Instructions for the task →
Set down the final stretch of the data, from the line that holds "What's the underlying" through the last line, both included, with pictures left out.

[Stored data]
··········
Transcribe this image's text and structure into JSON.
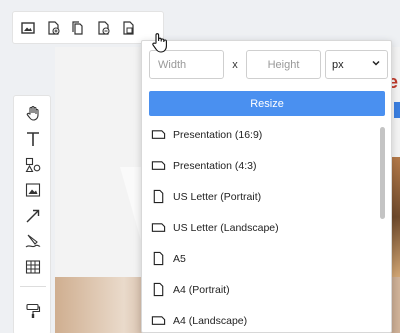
{
  "top_toolbar": {
    "icons": [
      "image-icon",
      "page-add-icon",
      "page-copy-icon",
      "page-delete-icon",
      "page-resize-icon"
    ]
  },
  "side_toolbar": {
    "icons": [
      "hand-pan-icon",
      "text-icon",
      "shapes-icon",
      "image-icon",
      "arrow-line-icon",
      "pen-draw-icon",
      "table-icon",
      "paint-format-icon"
    ]
  },
  "resize_popup": {
    "width_placeholder": "Width",
    "separator": "x",
    "height_placeholder": "Height",
    "unit_selected": "px",
    "resize_label": "Resize",
    "presets": [
      {
        "label": "Presentation (16:9)",
        "orientation": "landscape"
      },
      {
        "label": "Presentation (4:3)",
        "orientation": "landscape"
      },
      {
        "label": "US Letter (Portrait)",
        "orientation": "portrait"
      },
      {
        "label": "US Letter (Landscape)",
        "orientation": "landscape"
      },
      {
        "label": "A5",
        "orientation": "portrait"
      },
      {
        "label": "A4 (Portrait)",
        "orientation": "portrait"
      },
      {
        "label": "A4 (Landscape)",
        "orientation": "landscape"
      }
    ]
  },
  "colors": {
    "accent": "#4a90f0",
    "canvas_bg": "#f3f3f3"
  }
}
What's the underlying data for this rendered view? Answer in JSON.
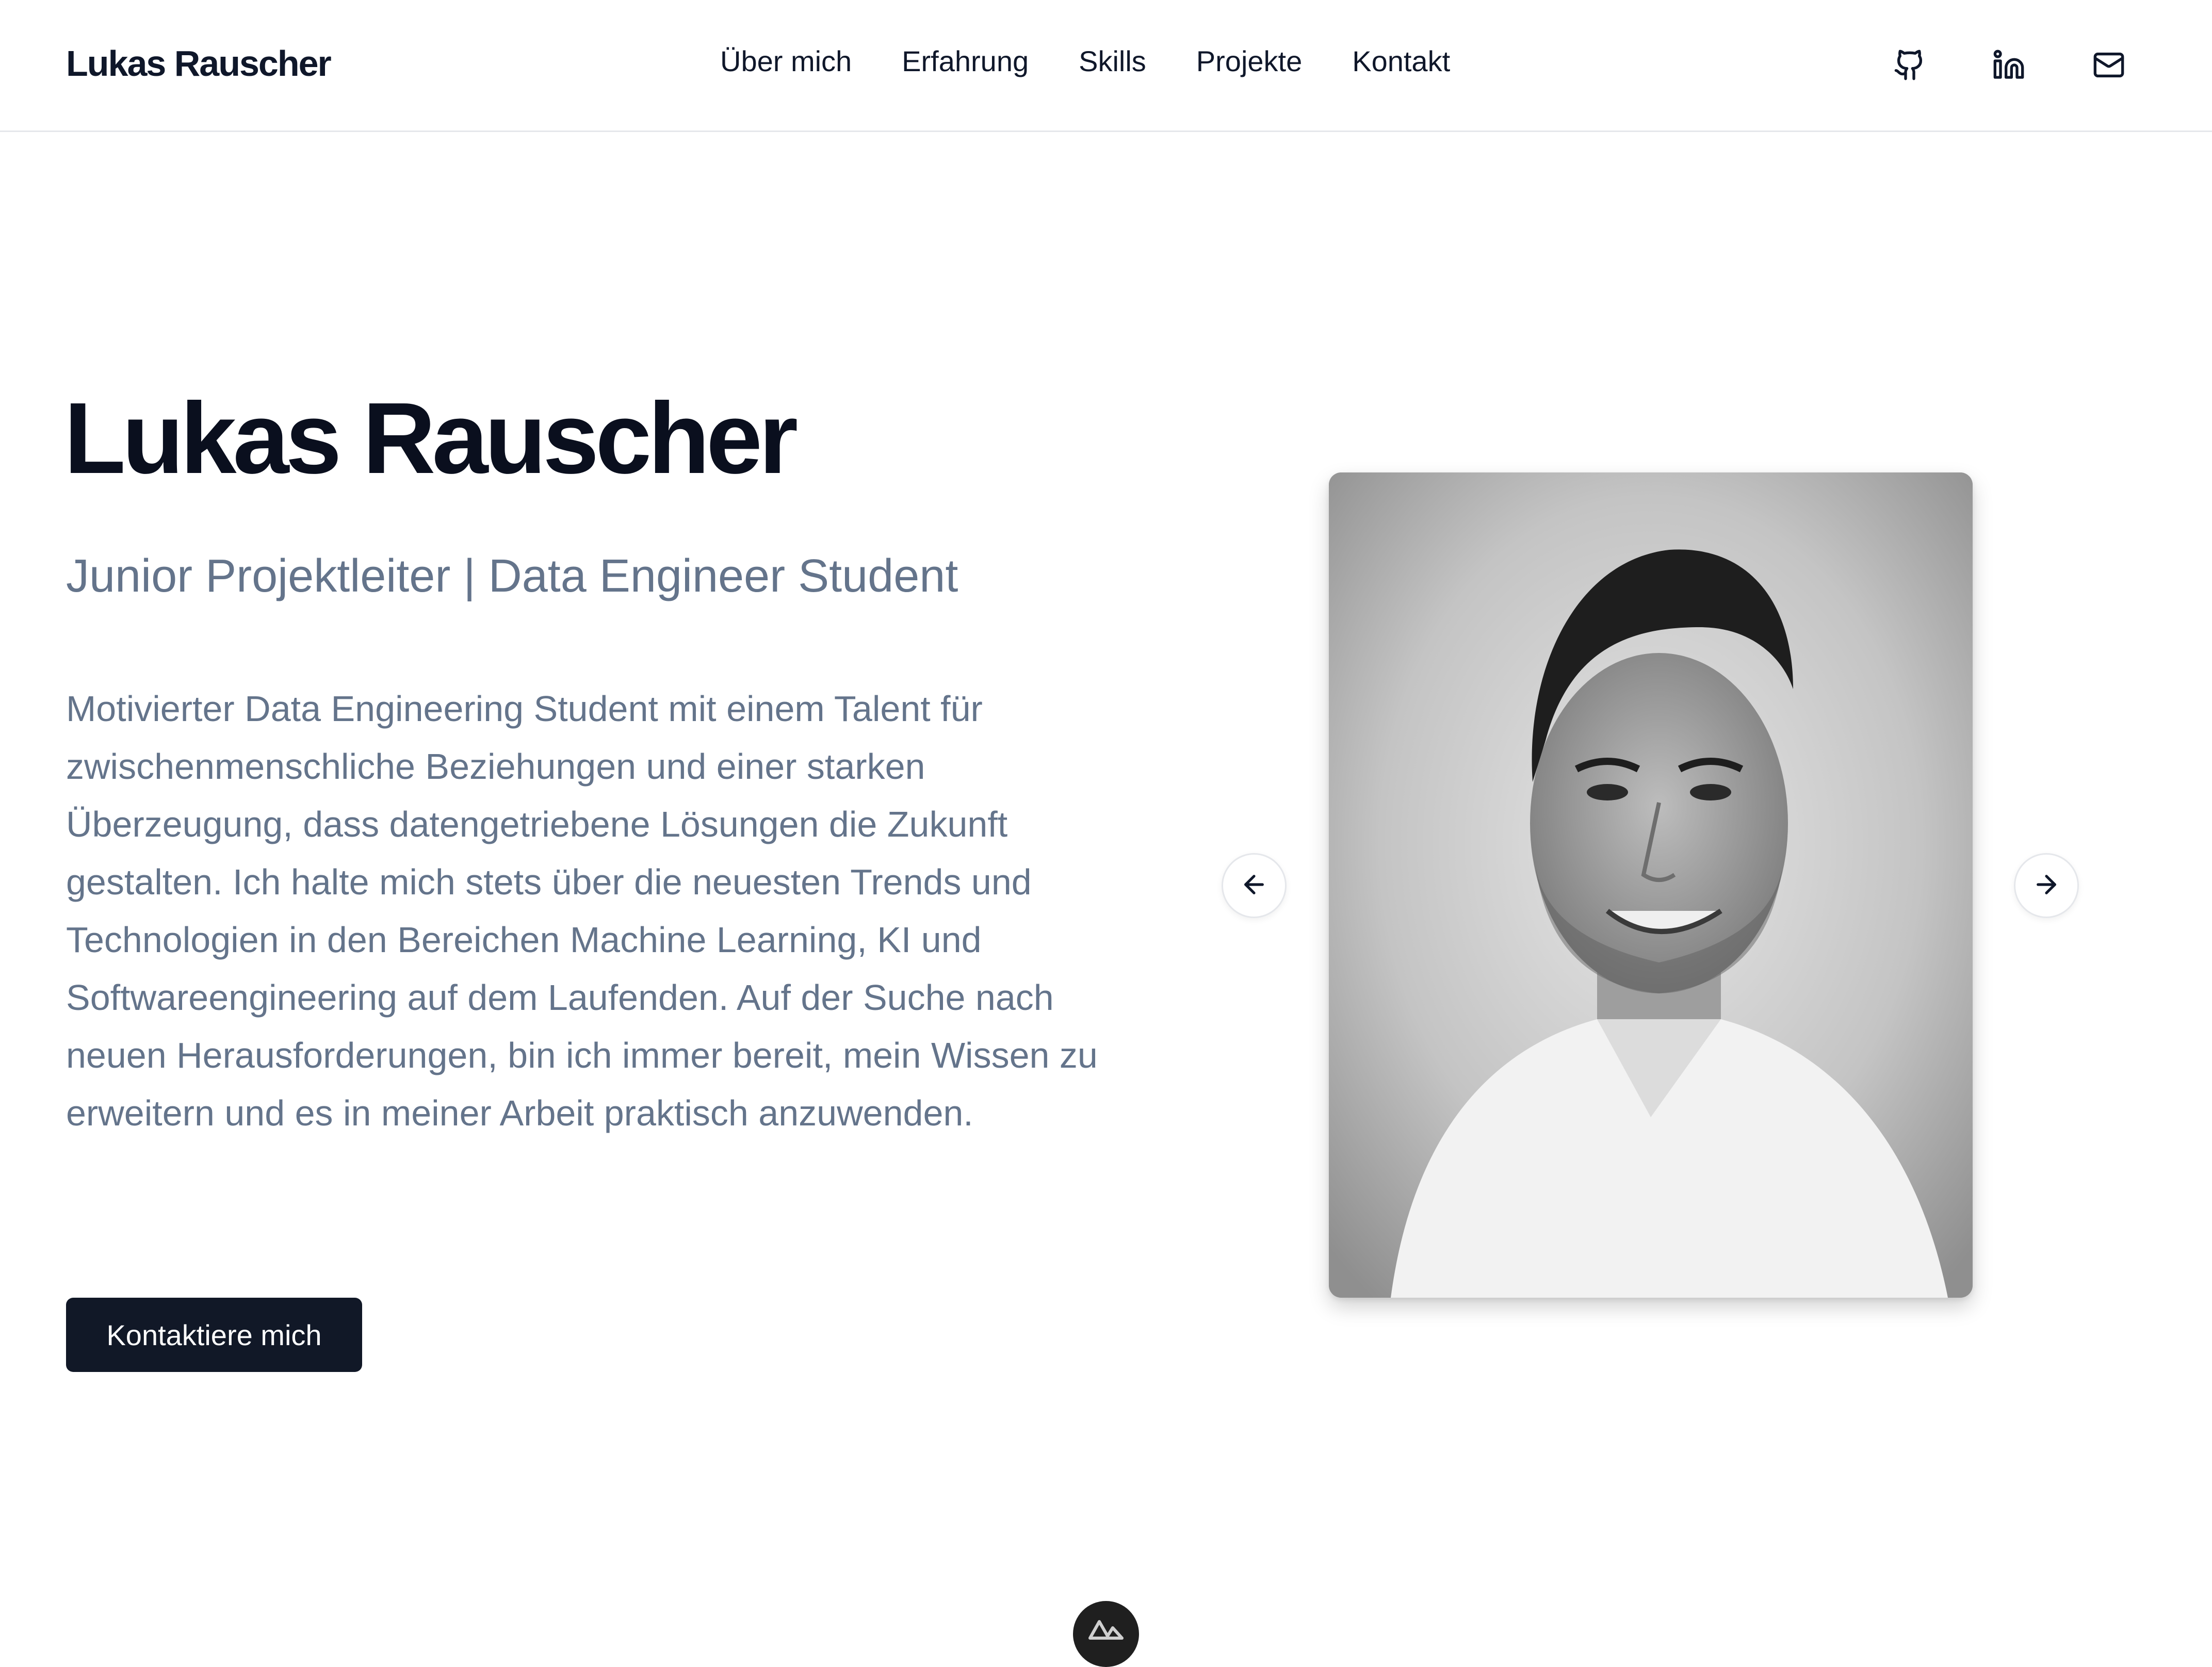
{
  "header": {
    "brand": "Lukas Rauscher",
    "nav": [
      {
        "label": "Über mich"
      },
      {
        "label": "Erfahrung"
      },
      {
        "label": "Skills"
      },
      {
        "label": "Projekte"
      },
      {
        "label": "Kontakt"
      }
    ],
    "social_icons": [
      "github-icon",
      "linkedin-icon",
      "mail-icon"
    ]
  },
  "hero": {
    "title": "Lukas Rauscher",
    "subtitle": "Junior Projektleiter | Data Engineer Student",
    "description": "Motivierter Data Engineering Student mit einem Talent für zwischenmenschliche Beziehungen und einer starken Überzeugung, dass datengetriebene Lösungen die Zukunft gestalten. Ich halte mich stets über die neuesten Trends und Technologien in den Bereichen Machine Learning, KI und Softwareengineering auf dem Laufenden. Auf der Suche nach neuen Herausforderungen, bin ich immer bereit, mein Wissen zu erweitern und es in meiner Arbeit praktisch anzuwenden.",
    "cta_label": "Kontaktiere mich"
  },
  "carousel": {
    "prev_icon": "arrow-left-icon",
    "next_icon": "arrow-right-icon",
    "image": "portrait-photo"
  },
  "footer_badge_icon": "nuxt-logo-icon",
  "colors": {
    "text_primary": "#0f172a",
    "text_muted": "#64748b",
    "button_bg": "#111827",
    "button_text": "#ffffff",
    "border": "#e5e7eb"
  }
}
··········
Task answer →
What's the underlying data for this rendered view? Answer in JSON.
{
  "header": {
    "brand": "Lukas Rauscher",
    "nav": [
      {
        "label": "Über mich"
      },
      {
        "label": "Erfahrung"
      },
      {
        "label": "Skills"
      },
      {
        "label": "Projekte"
      },
      {
        "label": "Kontakt"
      }
    ],
    "social_icons": [
      "github-icon",
      "linkedin-icon",
      "mail-icon"
    ]
  },
  "hero": {
    "title": "Lukas Rauscher",
    "subtitle": "Junior Projektleiter | Data Engineer Student",
    "description": "Motivierter Data Engineering Student mit einem Talent für zwischenmenschliche Beziehungen und einer starken Überzeugung, dass datengetriebene Lösungen die Zukunft gestalten. Ich halte mich stets über die neuesten Trends und Technologien in den Bereichen Machine Learning, KI und Softwareengineering auf dem Laufenden. Auf der Suche nach neuen Herausforderungen, bin ich immer bereit, mein Wissen zu erweitern und es in meiner Arbeit praktisch anzuwenden.",
    "cta_label": "Kontaktiere mich"
  },
  "carousel": {
    "prev_icon": "arrow-left-icon",
    "next_icon": "arrow-right-icon",
    "image": "portrait-photo"
  },
  "footer_badge_icon": "nuxt-logo-icon",
  "colors": {
    "text_primary": "#0f172a",
    "text_muted": "#64748b",
    "button_bg": "#111827",
    "button_text": "#ffffff",
    "border": "#e5e7eb"
  }
}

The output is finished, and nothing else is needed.